Exercise details: Retype every entry in its entirety, without alteration.

Materials provided:

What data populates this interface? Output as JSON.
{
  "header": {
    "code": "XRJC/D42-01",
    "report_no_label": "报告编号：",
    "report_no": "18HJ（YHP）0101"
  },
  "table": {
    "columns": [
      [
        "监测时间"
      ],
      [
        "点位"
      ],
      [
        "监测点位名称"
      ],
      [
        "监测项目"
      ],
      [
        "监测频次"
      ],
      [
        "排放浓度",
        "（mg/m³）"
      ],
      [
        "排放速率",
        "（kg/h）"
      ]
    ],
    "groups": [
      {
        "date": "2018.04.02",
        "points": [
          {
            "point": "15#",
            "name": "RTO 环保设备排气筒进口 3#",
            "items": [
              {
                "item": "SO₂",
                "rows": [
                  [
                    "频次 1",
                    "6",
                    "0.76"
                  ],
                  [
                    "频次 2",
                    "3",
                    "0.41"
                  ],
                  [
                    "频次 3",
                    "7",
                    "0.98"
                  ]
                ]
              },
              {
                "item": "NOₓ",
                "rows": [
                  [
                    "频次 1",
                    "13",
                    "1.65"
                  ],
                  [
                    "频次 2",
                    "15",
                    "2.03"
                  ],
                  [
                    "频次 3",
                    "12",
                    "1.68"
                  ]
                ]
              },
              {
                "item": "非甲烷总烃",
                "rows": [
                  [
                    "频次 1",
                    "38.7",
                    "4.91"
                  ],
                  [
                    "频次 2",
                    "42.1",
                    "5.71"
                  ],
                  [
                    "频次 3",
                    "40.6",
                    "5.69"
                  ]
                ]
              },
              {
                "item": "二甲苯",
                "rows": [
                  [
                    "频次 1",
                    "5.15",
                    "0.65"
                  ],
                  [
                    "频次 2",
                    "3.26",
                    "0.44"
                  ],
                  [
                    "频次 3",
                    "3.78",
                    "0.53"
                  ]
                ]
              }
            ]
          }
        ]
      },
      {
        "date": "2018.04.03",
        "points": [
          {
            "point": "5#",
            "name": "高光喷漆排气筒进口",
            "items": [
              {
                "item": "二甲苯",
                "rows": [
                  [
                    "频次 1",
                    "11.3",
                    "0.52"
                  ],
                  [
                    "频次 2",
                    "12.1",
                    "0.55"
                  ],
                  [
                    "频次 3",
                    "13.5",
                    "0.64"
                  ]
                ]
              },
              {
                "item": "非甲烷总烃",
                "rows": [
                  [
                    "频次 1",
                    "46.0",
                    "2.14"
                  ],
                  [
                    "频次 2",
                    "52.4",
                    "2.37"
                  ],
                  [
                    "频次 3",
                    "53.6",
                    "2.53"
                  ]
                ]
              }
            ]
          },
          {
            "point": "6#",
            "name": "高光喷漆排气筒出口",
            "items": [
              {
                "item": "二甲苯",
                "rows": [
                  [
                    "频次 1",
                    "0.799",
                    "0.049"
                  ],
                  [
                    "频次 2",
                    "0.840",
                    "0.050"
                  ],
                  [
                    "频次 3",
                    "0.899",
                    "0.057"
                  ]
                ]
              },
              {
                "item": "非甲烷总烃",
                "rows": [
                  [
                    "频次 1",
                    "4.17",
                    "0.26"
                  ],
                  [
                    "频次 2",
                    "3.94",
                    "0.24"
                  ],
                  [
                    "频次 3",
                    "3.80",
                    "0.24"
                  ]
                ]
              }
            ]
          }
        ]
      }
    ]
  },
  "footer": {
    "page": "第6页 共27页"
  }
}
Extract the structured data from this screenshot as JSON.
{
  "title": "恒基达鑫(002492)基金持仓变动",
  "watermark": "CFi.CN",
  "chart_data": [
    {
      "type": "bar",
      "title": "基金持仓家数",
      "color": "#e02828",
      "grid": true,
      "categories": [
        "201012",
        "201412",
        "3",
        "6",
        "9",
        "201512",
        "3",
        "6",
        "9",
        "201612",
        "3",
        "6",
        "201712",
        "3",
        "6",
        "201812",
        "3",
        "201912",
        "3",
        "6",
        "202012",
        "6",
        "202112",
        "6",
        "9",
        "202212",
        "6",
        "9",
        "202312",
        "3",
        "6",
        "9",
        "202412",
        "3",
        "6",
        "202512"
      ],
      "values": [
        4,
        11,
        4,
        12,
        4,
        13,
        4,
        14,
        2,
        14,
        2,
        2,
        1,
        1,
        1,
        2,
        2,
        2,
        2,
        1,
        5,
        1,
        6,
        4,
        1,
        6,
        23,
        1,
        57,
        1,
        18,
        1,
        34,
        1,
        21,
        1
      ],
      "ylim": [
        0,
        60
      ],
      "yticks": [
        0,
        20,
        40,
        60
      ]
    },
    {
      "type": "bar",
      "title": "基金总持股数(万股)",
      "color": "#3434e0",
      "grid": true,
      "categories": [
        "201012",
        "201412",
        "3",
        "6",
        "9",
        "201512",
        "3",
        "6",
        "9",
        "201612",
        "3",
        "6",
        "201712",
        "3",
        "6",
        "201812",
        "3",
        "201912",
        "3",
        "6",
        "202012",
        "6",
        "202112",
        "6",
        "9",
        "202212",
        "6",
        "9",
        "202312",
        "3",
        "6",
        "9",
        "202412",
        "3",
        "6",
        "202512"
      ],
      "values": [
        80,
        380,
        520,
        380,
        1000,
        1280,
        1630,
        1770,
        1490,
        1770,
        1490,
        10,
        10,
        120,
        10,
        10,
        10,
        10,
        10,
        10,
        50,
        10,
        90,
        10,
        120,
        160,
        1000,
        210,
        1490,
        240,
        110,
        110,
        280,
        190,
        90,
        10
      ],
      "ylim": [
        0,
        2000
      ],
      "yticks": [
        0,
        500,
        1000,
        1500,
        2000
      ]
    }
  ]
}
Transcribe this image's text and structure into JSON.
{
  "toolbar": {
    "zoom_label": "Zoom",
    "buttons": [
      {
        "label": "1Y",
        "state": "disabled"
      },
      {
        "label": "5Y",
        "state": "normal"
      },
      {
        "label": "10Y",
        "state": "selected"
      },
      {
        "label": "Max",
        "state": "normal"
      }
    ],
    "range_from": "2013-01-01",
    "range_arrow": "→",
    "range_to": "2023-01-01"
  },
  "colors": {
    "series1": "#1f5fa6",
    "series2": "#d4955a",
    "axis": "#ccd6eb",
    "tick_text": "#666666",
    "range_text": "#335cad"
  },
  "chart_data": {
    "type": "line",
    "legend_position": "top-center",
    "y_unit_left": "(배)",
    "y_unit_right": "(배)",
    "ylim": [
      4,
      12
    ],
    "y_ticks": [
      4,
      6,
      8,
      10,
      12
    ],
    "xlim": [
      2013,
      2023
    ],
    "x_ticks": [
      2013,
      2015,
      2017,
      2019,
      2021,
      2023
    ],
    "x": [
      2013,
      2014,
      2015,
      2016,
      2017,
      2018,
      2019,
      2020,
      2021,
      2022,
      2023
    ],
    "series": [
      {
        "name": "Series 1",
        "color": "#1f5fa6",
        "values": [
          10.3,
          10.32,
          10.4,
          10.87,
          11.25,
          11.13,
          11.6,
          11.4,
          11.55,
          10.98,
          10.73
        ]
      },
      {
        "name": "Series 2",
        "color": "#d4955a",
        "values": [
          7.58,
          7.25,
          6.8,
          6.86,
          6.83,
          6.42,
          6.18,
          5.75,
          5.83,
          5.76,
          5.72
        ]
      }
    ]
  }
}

Result:
What data populates this interface? Output as JSON.
{
  "header": {
    "code": "XRJC/D42-01",
    "report_no_label": "报告编号：",
    "report_no": "18HJ（YHP）0101"
  },
  "table": {
    "columns": [
      [
        "监测时间"
      ],
      [
        "点位"
      ],
      [
        "监测点位名称"
      ],
      [
        "监测项目"
      ],
      [
        "监测频次"
      ],
      [
        "排放浓度",
        "（mg/m³）"
      ],
      [
        "排放速率",
        "（kg/h）"
      ]
    ],
    "groups": [
      {
        "date": "2018.04.02",
        "points": [
          {
            "point": "15#",
            "name": "RTO 环保设备排气筒进口 3#",
            "items": [
              {
                "item": "SO₂",
                "rows": [
                  [
                    "频次 1",
                    "6",
                    "0.76"
                  ],
                  [
                    "频次 2",
                    "3",
                    "0.41"
                  ],
                  [
                    "频次 3",
                    "7",
                    "0.98"
                  ]
                ]
              },
              {
                "item": "NOₓ",
                "rows": [
                  [
                    "频次 1",
                    "13",
                    "1.65"
                  ],
                  [
                    "频次 2",
                    "15",
                    "2.03"
                  ],
                  [
                    "频次 3",
                    "12",
                    "1.68"
                  ]
                ]
              },
              {
                "item": "非甲烷总烃",
                "rows": [
                  [
                    "频次 1",
                    "38.7",
                    "4.91"
                  ],
                  [
                    "频次 2",
                    "42.1",
                    "5.71"
                  ],
                  [
                    "频次 3",
                    "40.6",
                    "5.69"
                  ]
                ]
              },
              {
                "item": "二甲苯",
                "rows": [
                  [
                    "频次 1",
                    "5.15",
                    "0.65"
                  ],
                  [
                    "频次 2",
                    "3.26",
                    "0.44"
                  ],
                  [
                    "频次 3",
                    "3.78",
                    "0.53"
                  ]
                ]
              }
            ]
          }
        ]
      },
      {
        "date": "2018.04.03",
        "points": [
          {
            "point": "5#",
            "name": "高光喷漆排气筒进口",
            "items": [
              {
                "item": "二甲苯",
                "rows": [
                  [
                    "频次 1",
                    "11.3",
                    "0.52"
                  ],
                  [
                    "频次 2",
                    "12.1",
                    "0.55"
                  ],
                  [
                    "频次 3",
                    "13.5",
                    "0.64"
                  ]
                ]
              },
              {
                "item": "非甲烷总烃",
                "rows": [
                  [
                    "频次 1",
                    "46.0",
                    "2.14"
                  ],
                  [
                    "频次 2",
                    "52.4",
                    "2.37"
                  ],
                  [
                    "频次 3",
                    "53.6",
                    "2.53"
                  ]
                ]
              }
            ]
          },
          {
            "point": "6#",
            "name": "高光喷漆排气筒出口",
            "items": [
              {
                "item": "二甲苯",
                "rows": [
                  [
                    "频次 1",
                    "0.799",
                    "0.049"
                  ],
                  [
                    "频次 2",
                    "0.840",
                    "0.050"
                  ],
                  [
                    "频次 3",
                    "0.899",
                    "0.057"
                  ]
                ]
              },
              {
                "item": "非甲烷总烃",
                "rows": [
                  [
                    "频次 1",
                    "4.17",
                    "0.26"
                  ],
                  [
                    "频次 2",
                    "3.94",
                    "0.24"
                  ],
                  [
                    "频次 3",
                    "3.80",
                    "0.24"
                  ]
                ]
              }
            ]
          }
        ]
      }
    ]
  },
  "footer": {
    "page": "第6页 共27页"
  }
}
Extract the structured data from this screenshot as JSON.
{
  "title": "恒基达鑫(002492)基金持仓变动",
  "watermark": "CFi.CN",
  "chart_data": [
    {
      "type": "bar",
      "title": "基金持仓家数",
      "color": "#e02828",
      "grid": true,
      "categories": [
        "201012",
        "201412",
        "3",
        "6",
        "9",
        "201512",
        "3",
        "6",
        "9",
        "201612",
        "3",
        "6",
        "201712",
        "3",
        "6",
        "201812",
        "3",
        "201912",
        "3",
        "6",
        "202012",
        "6",
        "202112",
        "6",
        "9",
        "202212",
        "6",
        "9",
        "202312",
        "3",
        "6",
        "9",
        "202412",
        "3",
        "6",
        "202512"
      ],
      "values": [
        4,
        11,
        4,
        12,
        4,
        13,
        4,
        14,
        2,
        14,
        2,
        2,
        1,
        1,
        1,
        2,
        2,
        2,
        2,
        1,
        5,
        1,
        6,
        4,
        1,
        6,
        23,
        1,
        57,
        1,
        18,
        1,
        34,
        1,
        21,
        1
      ],
      "ylim": [
        0,
        60
      ],
      "yticks": [
        0,
        20,
        40,
        60
      ]
    },
    {
      "type": "bar",
      "title": "基金总持股数(万股)",
      "color": "#3434e0",
      "grid": true,
      "categories": [
        "201012",
        "201412",
        "3",
        "6",
        "9",
        "201512",
        "3",
        "6",
        "9",
        "201612",
        "3",
        "6",
        "201712",
        "3",
        "6",
        "201812",
        "3",
        "201912",
        "3",
        "6",
        "202012",
        "6",
        "202112",
        "6",
        "9",
        "202212",
        "6",
        "9",
        "202312",
        "3",
        "6",
        "9",
        "202412",
        "3",
        "6",
        "202512"
      ],
      "values": [
        80,
        380,
        520,
        380,
        1000,
        1280,
        1630,
        1770,
        1490,
        1770,
        1490,
        10,
        10,
        120,
        10,
        10,
        10,
        10,
        10,
        10,
        50,
        10,
        90,
        10,
        120,
        160,
        1000,
        210,
        1490,
        240,
        110,
        110,
        280,
        190,
        90,
        10
      ],
      "ylim": [
        0,
        2000
      ],
      "yticks": [
        0,
        500,
        1000,
        1500,
        2000
      ]
    }
  ]
}
Transcribe this image's text and structure into JSON.
{
  "toolbar": {
    "zoom_label": "Zoom",
    "buttons": [
      {
        "label": "1Y",
        "state": "disabled"
      },
      {
        "label": "5Y",
        "state": "normal"
      },
      {
        "label": "10Y",
        "state": "selected"
      },
      {
        "label": "Max",
        "state": "normal"
      }
    ],
    "range_from": "2013-01-01",
    "range_arrow": "→",
    "range_to": "2023-01-01"
  },
  "colors": {
    "series1": "#1f5fa6",
    "series2": "#d4955a",
    "axis": "#ccd6eb",
    "tick_text": "#666666",
    "range_text": "#335cad"
  },
  "chart_data": {
    "type": "line",
    "legend_position": "top-center",
    "y_unit_left": "(배)",
    "y_unit_right": "(배)",
    "ylim": [
      4,
      12
    ],
    "y_ticks": [
      4,
      6,
      8,
      10,
      12
    ],
    "xlim": [
      2013,
      2023
    ],
    "x_ticks": [
      2013,
      2015,
      2017,
      2019,
      2021,
      2023
    ],
    "x": [
      2013,
      2014,
      2015,
      2016,
      2017,
      2018,
      2019,
      2020,
      2021,
      2022,
      2023
    ],
    "series": [
      {
        "name": "Series 1",
        "color": "#1f5fa6",
        "values": [
          10.3,
          10.32,
          10.4,
          10.87,
          11.25,
          11.13,
          11.6,
          11.4,
          11.55,
          10.98,
          10.73
        ]
      },
      {
        "name": "Series 2",
        "color": "#d4955a",
        "values": [
          7.58,
          7.25,
          6.8,
          6.86,
          6.83,
          6.42,
          6.18,
          5.75,
          5.83,
          5.76,
          5.72
        ]
      }
    ]
  }
}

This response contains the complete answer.